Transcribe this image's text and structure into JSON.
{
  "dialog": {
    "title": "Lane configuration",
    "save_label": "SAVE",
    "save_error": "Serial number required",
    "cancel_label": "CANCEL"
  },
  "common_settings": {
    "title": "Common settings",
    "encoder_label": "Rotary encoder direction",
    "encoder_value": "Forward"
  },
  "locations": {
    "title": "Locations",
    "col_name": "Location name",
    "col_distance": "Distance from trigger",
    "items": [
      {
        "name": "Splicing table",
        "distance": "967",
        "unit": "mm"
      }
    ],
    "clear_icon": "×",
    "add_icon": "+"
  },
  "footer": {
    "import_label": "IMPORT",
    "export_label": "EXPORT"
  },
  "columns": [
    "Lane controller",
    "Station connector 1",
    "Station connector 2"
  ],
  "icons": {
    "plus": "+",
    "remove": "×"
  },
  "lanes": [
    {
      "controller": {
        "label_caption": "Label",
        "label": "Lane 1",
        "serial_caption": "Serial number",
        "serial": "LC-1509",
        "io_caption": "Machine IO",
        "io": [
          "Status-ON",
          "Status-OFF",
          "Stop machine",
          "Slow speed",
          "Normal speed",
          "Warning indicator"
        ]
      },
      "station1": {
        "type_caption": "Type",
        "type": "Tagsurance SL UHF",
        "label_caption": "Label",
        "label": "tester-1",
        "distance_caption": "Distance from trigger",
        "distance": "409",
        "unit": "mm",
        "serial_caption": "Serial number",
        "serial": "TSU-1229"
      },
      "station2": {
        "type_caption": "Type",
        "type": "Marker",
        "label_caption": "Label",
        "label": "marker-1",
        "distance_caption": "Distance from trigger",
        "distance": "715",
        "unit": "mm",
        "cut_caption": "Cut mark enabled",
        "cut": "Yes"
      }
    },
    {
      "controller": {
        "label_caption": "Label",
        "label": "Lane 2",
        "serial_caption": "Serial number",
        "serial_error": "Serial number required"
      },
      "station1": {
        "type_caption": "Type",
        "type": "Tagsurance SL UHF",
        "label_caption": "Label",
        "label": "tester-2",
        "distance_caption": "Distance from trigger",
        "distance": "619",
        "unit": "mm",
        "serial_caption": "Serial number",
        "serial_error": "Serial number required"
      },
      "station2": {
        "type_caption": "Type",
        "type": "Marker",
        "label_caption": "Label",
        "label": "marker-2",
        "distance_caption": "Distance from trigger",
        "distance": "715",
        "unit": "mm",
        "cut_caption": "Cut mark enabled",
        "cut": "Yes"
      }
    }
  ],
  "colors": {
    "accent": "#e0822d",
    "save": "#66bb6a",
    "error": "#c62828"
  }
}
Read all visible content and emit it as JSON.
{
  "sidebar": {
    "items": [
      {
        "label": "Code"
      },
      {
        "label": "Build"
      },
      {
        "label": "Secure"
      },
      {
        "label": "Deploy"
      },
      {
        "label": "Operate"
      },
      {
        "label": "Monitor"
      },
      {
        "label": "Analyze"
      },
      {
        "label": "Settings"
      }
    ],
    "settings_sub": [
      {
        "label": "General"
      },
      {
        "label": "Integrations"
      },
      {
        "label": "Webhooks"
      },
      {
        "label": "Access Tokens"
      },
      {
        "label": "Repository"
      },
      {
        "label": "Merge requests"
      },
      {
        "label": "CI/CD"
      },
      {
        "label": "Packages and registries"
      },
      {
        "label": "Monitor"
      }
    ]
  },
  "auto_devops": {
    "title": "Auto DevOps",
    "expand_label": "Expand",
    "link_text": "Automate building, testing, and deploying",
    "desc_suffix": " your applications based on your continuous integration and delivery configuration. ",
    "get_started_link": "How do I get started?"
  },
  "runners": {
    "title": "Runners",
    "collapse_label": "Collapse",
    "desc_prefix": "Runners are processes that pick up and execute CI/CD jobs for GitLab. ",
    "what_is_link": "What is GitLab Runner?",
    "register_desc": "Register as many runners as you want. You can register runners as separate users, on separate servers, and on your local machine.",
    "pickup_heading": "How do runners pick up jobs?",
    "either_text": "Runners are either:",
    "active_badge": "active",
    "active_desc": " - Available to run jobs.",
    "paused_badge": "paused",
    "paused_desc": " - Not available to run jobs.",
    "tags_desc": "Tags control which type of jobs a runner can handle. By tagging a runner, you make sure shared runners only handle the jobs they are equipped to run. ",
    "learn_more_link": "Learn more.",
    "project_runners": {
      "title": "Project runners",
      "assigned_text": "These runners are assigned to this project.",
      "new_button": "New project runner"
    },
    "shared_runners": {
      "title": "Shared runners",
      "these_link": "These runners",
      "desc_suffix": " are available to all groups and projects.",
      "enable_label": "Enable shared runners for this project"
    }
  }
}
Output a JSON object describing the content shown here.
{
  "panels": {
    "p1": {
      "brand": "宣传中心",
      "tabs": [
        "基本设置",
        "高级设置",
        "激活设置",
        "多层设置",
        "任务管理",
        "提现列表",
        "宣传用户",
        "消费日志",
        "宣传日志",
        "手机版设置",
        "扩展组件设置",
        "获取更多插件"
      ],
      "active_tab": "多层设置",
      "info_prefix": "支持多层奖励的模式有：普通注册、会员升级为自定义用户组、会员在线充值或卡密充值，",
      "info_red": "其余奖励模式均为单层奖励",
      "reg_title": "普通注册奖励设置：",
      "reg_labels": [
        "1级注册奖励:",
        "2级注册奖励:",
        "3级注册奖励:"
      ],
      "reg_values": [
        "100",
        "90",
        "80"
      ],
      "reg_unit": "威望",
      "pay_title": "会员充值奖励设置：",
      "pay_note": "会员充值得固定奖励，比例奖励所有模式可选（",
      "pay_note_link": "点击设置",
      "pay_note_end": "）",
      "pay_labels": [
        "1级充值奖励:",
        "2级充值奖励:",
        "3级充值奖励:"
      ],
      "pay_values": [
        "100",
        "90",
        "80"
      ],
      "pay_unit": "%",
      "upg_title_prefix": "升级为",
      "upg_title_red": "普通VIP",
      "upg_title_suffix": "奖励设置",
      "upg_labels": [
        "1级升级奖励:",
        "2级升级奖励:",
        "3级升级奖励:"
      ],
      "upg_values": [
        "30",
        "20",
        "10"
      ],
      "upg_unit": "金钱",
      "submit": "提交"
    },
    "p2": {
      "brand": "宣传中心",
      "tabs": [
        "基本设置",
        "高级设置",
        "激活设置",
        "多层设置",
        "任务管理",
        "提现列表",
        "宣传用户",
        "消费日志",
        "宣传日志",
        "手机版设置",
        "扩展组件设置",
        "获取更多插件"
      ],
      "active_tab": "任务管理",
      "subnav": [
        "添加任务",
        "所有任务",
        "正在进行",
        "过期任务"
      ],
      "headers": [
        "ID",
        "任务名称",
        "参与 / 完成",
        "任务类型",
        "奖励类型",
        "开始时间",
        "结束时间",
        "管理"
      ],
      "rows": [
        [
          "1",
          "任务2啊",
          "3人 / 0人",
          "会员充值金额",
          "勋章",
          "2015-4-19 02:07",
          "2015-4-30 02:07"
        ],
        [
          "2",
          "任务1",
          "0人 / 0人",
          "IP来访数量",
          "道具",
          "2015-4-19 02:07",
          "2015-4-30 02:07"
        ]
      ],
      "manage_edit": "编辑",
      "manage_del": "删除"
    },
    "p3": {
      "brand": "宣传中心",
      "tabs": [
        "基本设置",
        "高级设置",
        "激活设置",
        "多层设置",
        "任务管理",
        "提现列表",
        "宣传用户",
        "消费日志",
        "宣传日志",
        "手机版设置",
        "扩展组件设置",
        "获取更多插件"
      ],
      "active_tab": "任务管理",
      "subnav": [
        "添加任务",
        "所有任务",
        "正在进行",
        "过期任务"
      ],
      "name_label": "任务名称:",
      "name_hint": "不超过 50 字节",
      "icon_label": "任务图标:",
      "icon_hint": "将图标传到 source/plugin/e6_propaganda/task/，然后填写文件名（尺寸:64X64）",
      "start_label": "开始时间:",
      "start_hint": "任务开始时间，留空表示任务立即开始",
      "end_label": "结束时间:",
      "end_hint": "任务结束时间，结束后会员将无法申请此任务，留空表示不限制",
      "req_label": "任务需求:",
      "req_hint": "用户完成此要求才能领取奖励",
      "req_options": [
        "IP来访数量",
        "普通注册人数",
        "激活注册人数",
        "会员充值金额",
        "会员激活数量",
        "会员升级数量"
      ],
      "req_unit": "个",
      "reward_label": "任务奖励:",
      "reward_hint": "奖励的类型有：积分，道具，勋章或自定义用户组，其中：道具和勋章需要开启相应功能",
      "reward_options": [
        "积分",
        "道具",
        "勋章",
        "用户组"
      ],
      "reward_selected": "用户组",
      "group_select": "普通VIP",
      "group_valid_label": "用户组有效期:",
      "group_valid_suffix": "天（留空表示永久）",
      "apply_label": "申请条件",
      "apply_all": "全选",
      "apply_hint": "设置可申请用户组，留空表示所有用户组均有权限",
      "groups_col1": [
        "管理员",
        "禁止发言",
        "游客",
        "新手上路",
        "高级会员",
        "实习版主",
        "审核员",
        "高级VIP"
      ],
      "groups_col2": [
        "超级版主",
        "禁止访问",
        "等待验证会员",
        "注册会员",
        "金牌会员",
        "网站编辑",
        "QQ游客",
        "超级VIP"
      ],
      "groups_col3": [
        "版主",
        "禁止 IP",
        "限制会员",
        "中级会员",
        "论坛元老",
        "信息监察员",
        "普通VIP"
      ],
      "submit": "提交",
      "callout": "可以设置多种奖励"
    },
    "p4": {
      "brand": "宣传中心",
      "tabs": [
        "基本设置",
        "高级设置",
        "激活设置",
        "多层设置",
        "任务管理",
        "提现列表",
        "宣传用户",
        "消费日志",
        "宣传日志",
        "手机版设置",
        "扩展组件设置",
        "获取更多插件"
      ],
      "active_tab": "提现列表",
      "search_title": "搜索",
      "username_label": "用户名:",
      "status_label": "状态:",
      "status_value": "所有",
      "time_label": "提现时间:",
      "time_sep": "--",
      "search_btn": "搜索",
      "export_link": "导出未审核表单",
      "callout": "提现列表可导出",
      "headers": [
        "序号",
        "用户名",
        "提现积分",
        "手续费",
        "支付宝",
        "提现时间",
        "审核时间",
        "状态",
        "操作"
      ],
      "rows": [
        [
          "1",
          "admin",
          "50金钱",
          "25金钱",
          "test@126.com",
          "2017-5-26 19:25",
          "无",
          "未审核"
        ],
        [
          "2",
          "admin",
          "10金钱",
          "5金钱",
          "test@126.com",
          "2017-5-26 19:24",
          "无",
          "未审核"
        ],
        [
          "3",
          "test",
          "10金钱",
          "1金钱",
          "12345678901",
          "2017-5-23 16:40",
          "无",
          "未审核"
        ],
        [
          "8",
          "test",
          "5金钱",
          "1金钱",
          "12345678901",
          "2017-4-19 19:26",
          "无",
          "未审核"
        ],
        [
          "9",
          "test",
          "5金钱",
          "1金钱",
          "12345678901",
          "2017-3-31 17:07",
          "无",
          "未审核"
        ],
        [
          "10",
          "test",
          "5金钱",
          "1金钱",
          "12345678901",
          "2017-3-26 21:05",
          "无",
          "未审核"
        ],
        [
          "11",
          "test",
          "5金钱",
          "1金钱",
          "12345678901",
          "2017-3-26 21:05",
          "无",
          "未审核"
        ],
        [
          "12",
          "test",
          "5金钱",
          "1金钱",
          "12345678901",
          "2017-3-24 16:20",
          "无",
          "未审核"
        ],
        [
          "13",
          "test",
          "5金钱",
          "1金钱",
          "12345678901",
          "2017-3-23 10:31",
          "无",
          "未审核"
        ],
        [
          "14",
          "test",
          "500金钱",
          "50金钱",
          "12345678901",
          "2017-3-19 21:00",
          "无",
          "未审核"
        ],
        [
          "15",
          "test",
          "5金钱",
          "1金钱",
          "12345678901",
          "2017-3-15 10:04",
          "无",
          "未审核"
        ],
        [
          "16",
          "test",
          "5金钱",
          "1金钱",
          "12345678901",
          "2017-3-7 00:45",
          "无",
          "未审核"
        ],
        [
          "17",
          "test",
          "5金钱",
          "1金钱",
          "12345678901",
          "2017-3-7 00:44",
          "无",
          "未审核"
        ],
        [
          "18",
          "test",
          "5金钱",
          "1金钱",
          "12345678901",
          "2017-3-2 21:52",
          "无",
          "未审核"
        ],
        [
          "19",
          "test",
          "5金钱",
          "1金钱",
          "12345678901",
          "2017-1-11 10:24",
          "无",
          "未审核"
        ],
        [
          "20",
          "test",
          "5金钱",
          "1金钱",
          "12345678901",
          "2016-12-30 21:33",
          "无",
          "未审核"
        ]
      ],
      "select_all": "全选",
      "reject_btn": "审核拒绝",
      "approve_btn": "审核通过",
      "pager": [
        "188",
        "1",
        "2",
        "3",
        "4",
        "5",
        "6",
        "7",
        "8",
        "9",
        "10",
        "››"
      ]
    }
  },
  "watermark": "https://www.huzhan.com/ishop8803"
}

:::

◆ EXERCISE TASK ◆
Show each line of the data that contains the string "These".

◆ THE RESPONSE ◆
      "assigned_text": "These runners are assigned to this project.",
      "these_link": "These runners",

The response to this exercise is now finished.